## EXERCISE DETAILS:
Only the lines from the line containing "Read all visible content and emit it as JSON." to the end of the entries should be repeated, exactly as they appear.

## THE RECORDS:

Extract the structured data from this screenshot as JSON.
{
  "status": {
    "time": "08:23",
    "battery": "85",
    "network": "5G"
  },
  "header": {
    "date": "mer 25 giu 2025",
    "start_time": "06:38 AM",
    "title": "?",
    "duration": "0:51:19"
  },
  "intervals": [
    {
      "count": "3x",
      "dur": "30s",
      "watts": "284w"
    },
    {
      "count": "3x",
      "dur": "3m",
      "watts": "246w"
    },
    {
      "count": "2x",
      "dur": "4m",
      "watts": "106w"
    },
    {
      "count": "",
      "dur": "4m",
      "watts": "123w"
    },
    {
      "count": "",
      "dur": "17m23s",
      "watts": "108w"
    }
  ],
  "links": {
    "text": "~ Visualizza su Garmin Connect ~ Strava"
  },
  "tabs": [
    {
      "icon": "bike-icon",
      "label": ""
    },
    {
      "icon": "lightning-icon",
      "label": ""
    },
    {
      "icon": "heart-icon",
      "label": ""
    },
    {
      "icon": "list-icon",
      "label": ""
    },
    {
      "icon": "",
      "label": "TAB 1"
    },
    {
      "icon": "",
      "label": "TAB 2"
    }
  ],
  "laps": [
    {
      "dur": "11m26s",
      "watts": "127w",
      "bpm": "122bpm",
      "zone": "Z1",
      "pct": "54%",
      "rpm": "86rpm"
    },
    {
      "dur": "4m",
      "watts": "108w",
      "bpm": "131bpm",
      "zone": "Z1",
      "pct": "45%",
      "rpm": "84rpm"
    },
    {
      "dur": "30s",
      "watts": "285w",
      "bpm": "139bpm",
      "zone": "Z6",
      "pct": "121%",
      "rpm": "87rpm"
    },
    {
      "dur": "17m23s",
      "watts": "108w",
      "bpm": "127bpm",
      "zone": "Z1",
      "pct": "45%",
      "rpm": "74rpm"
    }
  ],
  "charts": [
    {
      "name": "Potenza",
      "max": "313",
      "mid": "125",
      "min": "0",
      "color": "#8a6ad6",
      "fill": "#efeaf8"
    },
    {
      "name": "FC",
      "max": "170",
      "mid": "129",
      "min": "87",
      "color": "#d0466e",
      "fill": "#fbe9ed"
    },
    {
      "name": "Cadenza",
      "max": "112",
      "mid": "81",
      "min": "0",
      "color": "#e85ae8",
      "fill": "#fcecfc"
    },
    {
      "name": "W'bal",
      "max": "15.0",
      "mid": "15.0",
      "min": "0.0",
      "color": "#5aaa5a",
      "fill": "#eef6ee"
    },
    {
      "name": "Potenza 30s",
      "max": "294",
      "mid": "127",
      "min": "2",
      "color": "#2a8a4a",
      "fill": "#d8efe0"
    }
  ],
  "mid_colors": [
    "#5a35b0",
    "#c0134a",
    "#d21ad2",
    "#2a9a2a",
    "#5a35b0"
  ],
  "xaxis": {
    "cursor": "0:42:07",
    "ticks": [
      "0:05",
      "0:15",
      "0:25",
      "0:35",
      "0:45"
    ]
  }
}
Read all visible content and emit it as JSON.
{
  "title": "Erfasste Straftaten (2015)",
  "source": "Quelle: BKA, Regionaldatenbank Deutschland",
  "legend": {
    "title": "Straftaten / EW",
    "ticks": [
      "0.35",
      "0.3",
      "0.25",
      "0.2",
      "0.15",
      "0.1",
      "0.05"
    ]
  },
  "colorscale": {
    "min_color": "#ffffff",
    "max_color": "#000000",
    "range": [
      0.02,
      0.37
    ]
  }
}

## OUTPUT FOR THIS TASK:
Read all visible content and emit it as JSON.
{
  "title": "Erfasste Straftaten (2015)",
  "source": "Quelle: BKA, Regionaldatenbank Deutschland",
  "legend": {
    "title": "Straftaten / EW",
    "ticks": [
      "0.35",
      "0.3",
      "0.25",
      "0.2",
      "0.15",
      "0.1",
      "0.05"
    ]
  },
  "colorscale": {
    "min_color": "#ffffff",
    "max_color": "#000000",
    "range": [
      0.02,
      0.37
    ]
  }
}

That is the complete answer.